>> Begin INPUT RECORDS

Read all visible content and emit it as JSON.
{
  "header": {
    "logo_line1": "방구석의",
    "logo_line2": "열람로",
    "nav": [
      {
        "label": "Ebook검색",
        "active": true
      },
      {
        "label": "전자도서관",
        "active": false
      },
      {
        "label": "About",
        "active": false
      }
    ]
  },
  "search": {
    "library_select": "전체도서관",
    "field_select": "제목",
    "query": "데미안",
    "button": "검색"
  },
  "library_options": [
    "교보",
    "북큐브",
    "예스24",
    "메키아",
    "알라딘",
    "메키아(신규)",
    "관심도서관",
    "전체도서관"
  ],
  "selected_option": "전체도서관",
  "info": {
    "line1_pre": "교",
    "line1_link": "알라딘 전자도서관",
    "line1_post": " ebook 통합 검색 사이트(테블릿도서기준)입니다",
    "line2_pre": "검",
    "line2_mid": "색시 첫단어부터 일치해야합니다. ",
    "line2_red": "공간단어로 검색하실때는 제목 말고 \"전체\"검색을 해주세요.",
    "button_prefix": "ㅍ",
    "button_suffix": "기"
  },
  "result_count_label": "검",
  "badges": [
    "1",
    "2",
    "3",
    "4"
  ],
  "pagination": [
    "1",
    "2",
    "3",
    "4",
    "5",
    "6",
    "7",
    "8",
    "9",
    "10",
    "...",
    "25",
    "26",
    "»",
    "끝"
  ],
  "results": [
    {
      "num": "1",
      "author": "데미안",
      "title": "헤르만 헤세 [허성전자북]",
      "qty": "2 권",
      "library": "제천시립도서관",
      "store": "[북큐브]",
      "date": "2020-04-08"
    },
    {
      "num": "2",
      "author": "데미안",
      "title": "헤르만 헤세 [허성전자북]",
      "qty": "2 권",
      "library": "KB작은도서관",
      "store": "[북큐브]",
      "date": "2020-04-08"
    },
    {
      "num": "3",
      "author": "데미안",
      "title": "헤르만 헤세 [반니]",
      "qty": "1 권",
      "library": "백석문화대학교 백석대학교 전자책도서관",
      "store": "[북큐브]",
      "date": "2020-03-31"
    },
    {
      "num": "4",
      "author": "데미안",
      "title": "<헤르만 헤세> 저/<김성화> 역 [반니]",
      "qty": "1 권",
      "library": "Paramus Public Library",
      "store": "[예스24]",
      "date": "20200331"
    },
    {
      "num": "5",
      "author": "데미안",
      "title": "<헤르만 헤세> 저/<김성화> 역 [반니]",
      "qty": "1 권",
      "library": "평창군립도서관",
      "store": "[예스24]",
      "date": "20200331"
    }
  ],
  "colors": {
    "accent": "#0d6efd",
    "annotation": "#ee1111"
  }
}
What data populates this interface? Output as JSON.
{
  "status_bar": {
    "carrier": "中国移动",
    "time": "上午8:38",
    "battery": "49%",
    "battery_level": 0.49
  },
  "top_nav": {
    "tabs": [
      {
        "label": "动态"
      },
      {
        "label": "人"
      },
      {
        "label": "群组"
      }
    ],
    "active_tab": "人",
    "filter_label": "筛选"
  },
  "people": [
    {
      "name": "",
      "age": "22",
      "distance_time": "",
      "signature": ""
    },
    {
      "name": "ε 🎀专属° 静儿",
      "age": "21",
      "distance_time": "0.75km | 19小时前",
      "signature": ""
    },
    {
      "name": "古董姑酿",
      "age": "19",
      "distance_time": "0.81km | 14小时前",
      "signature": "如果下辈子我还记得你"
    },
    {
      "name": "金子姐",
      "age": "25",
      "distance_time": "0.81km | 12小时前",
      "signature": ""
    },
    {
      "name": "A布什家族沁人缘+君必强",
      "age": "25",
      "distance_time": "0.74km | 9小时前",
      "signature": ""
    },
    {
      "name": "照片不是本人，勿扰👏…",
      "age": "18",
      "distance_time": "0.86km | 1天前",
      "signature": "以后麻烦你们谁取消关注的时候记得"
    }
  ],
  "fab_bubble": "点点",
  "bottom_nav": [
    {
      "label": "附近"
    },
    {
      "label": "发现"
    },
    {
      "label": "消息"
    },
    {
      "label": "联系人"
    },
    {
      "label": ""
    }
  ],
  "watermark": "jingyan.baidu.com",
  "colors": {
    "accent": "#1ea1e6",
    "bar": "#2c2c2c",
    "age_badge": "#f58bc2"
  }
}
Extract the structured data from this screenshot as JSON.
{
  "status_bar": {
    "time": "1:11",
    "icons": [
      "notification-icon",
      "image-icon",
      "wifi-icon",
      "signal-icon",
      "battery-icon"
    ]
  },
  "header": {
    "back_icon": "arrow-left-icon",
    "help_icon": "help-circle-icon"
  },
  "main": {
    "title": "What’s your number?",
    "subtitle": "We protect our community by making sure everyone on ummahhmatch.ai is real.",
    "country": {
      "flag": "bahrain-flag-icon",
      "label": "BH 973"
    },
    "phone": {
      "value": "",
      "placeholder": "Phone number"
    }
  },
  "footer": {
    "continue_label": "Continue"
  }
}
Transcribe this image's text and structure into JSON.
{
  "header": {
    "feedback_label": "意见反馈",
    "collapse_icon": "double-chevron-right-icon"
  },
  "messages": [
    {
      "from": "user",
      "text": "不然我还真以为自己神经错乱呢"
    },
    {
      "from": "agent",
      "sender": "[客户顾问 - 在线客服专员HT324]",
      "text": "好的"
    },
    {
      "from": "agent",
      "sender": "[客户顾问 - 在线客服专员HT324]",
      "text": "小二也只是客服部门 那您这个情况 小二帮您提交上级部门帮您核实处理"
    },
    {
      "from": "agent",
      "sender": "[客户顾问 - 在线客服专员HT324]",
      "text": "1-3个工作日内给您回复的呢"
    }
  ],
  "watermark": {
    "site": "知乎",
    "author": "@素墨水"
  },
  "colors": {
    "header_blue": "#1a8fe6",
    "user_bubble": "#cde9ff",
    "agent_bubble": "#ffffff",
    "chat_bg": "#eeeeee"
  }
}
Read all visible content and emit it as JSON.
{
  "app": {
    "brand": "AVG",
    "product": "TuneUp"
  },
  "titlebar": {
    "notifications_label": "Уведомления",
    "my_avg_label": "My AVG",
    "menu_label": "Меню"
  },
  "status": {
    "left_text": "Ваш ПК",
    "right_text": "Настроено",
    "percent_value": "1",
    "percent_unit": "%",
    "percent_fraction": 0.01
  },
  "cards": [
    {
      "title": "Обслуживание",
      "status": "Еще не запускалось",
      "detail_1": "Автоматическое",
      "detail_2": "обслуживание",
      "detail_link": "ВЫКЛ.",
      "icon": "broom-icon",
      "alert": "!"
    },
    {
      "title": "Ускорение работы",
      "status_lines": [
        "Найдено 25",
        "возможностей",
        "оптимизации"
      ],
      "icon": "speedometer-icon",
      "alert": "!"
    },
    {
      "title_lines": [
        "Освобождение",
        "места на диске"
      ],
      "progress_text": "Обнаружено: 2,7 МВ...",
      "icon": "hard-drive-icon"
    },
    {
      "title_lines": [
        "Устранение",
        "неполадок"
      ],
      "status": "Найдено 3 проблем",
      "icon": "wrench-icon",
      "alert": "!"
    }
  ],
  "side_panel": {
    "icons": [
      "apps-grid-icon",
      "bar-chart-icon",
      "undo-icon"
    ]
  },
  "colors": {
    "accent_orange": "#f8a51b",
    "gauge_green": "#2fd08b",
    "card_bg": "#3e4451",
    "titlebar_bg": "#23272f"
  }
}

>> End INPUT RECORDS

§ **REQUIREMENT**
Nothing should be changed: write out all of the data as is.

§ **SOLUTION TO THIS PROBLEM**
Read all visible content and emit it as JSON.
{
  "header": {
    "logo_line1": "방구석의",
    "logo_line2": "열람로",
    "nav": [
      {
        "label": "Ebook검색",
        "active": true
      },
      {
        "label": "전자도서관",
        "active": false
      },
      {
        "label": "About",
        "active": false
      }
    ]
  },
  "search": {
    "library_select": "전체도서관",
    "field_select": "제목",
    "query": "데미안",
    "button": "검색"
  },
  "library_options": [
    "교보",
    "북큐브",
    "예스24",
    "메키아",
    "알라딘",
    "메키아(신규)",
    "관심도서관",
    "전체도서관"
  ],
  "selected_option": "전체도서관",
  "info": {
    "line1_pre": "교",
    "line1_link": "알라딘 전자도서관",
    "line1_post": " ebook 통합 검색 사이트(테블릿도서기준)입니다",
    "line2_pre": "검",
    "line2_mid": "색시 첫단어부터 일치해야합니다. ",
    "line2_red": "공간단어로 검색하실때는 제목 말고 \"전체\"검색을 해주세요.",
    "button_prefix": "ㅍ",
    "button_suffix": "기"
  },
  "result_count_label": "검",
  "badges": [
    "1",
    "2",
    "3",
    "4"
  ],
  "pagination": [
    "1",
    "2",
    "3",
    "4",
    "5",
    "6",
    "7",
    "8",
    "9",
    "10",
    "...",
    "25",
    "26",
    "»",
    "끝"
  ],
  "results": [
    {
      "num": "1",
      "author": "데미안",
      "title": "헤르만 헤세 [허성전자북]",
      "qty": "2 권",
      "library": "제천시립도서관",
      "store": "[북큐브]",
      "date": "2020-04-08"
    },
    {
      "num": "2",
      "author": "데미안",
      "title": "헤르만 헤세 [허성전자북]",
      "qty": "2 권",
      "library": "KB작은도서관",
      "store": "[북큐브]",
      "date": "2020-04-08"
    },
    {
      "num": "3",
      "author": "데미안",
      "title": "헤르만 헤세 [반니]",
      "qty": "1 권",
      "library": "백석문화대학교 백석대학교 전자책도서관",
      "store": "[북큐브]",
      "date": "2020-03-31"
    },
    {
      "num": "4",
      "author": "데미안",
      "title": "<헤르만 헤세> 저/<김성화> 역 [반니]",
      "qty": "1 권",
      "library": "Paramus Public Library",
      "store": "[예스24]",
      "date": "20200331"
    },
    {
      "num": "5",
      "author": "데미안",
      "title": "<헤르만 헤세> 저/<김성화> 역 [반니]",
      "qty": "1 권",
      "library": "평창군립도서관",
      "store": "[예스24]",
      "date": "20200331"
    }
  ],
  "colors": {
    "accent": "#0d6efd",
    "annotation": "#ee1111"
  }
}
What data populates this interface? Output as JSON.
{
  "status_bar": {
    "carrier": "中国移动",
    "time": "上午8:38",
    "battery": "49%",
    "battery_level": 0.49
  },
  "top_nav": {
    "tabs": [
      {
        "label": "动态"
      },
      {
        "label": "人"
      },
      {
        "label": "群组"
      }
    ],
    "active_tab": "人",
    "filter_label": "筛选"
  },
  "people": [
    {
      "name": "",
      "age": "22",
      "distance_time": "",
      "signature": ""
    },
    {
      "name": "ε 🎀专属° 静儿",
      "age": "21",
      "distance_time": "0.75km | 19小时前",
      "signature": ""
    },
    {
      "name": "古董姑酿",
      "age": "19",
      "distance_time": "0.81km | 14小时前",
      "signature": "如果下辈子我还记得你"
    },
    {
      "name": "金子姐",
      "age": "25",
      "distance_time": "0.81km | 12小时前",
      "signature": ""
    },
    {
      "name": "A布什家族沁人缘+君必强",
      "age": "25",
      "distance_time": "0.74km | 9小时前",
      "signature": ""
    },
    {
      "name": "照片不是本人，勿扰👏…",
      "age": "18",
      "distance_time": "0.86km | 1天前",
      "signature": "以后麻烦你们谁取消关注的时候记得"
    }
  ],
  "fab_bubble": "点点",
  "bottom_nav": [
    {
      "label": "附近"
    },
    {
      "label": "发现"
    },
    {
      "label": "消息"
    },
    {
      "label": "联系人"
    },
    {
      "label": ""
    }
  ],
  "watermark": "jingyan.baidu.com",
  "colors": {
    "accent": "#1ea1e6",
    "bar": "#2c2c2c",
    "age_badge": "#f58bc2"
  }
}
Extract the structured data from this screenshot as JSON.
{
  "status_bar": {
    "time": "1:11",
    "icons": [
      "notification-icon",
      "image-icon",
      "wifi-icon",
      "signal-icon",
      "battery-icon"
    ]
  },
  "header": {
    "back_icon": "arrow-left-icon",
    "help_icon": "help-circle-icon"
  },
  "main": {
    "title": "What’s your number?",
    "subtitle": "We protect our community by making sure everyone on ummahhmatch.ai is real.",
    "country": {
      "flag": "bahrain-flag-icon",
      "label": "BH 973"
    },
    "phone": {
      "value": "",
      "placeholder": "Phone number"
    }
  },
  "footer": {
    "continue_label": "Continue"
  }
}
Transcribe this image's text and structure into JSON.
{
  "header": {
    "feedback_label": "意见反馈",
    "collapse_icon": "double-chevron-right-icon"
  },
  "messages": [
    {
      "from": "user",
      "text": "不然我还真以为自己神经错乱呢"
    },
    {
      "from": "agent",
      "sender": "[客户顾问 - 在线客服专员HT324]",
      "text": "好的"
    },
    {
      "from": "agent",
      "sender": "[客户顾问 - 在线客服专员HT324]",
      "text": "小二也只是客服部门 那您这个情况 小二帮您提交上级部门帮您核实处理"
    },
    {
      "from": "agent",
      "sender": "[客户顾问 - 在线客服专员HT324]",
      "text": "1-3个工作日内给您回复的呢"
    }
  ],
  "watermark": {
    "site": "知乎",
    "author": "@素墨水"
  },
  "colors": {
    "header_blue": "#1a8fe6",
    "user_bubble": "#cde9ff",
    "agent_bubble": "#ffffff",
    "chat_bg": "#eeeeee"
  }
}
Read all visible content and emit it as JSON.
{
  "app": {
    "brand": "AVG",
    "product": "TuneUp"
  },
  "titlebar": {
    "notifications_label": "Уведомления",
    "my_avg_label": "My AVG",
    "menu_label": "Меню"
  },
  "status": {
    "left_text": "Ваш ПК",
    "right_text": "Настроено",
    "percent_value": "1",
    "percent_unit": "%",
    "percent_fraction": 0.01
  },
  "cards": [
    {
      "title": "Обслуживание",
      "status": "Еще не запускалось",
      "detail_1": "Автоматическое",
      "detail_2": "обслуживание",
      "detail_link": "ВЫКЛ.",
      "icon": "broom-icon",
      "alert": "!"
    },
    {
      "title": "Ускорение работы",
      "status_lines": [
        "Найдено 25",
        "возможностей",
        "оптимизации"
      ],
      "icon": "speedometer-icon",
      "alert": "!"
    },
    {
      "title_lines": [
        "Освобождение",
        "места на диске"
      ],
      "progress_text": "Обнаружено: 2,7 МВ...",
      "icon": "hard-drive-icon"
    },
    {
      "title_lines": [
        "Устранение",
        "неполадок"
      ],
      "status": "Найдено 3 проблем",
      "icon": "wrench-icon",
      "alert": "!"
    }
  ],
  "side_panel": {
    "icons": [
      "apps-grid-icon",
      "bar-chart-icon",
      "undo-icon"
    ]
  },
  "colors": {
    "accent_orange": "#f8a51b",
    "gauge_green": "#2fd08b",
    "card_bg": "#3e4451",
    "titlebar_bg": "#23272f"
  }
}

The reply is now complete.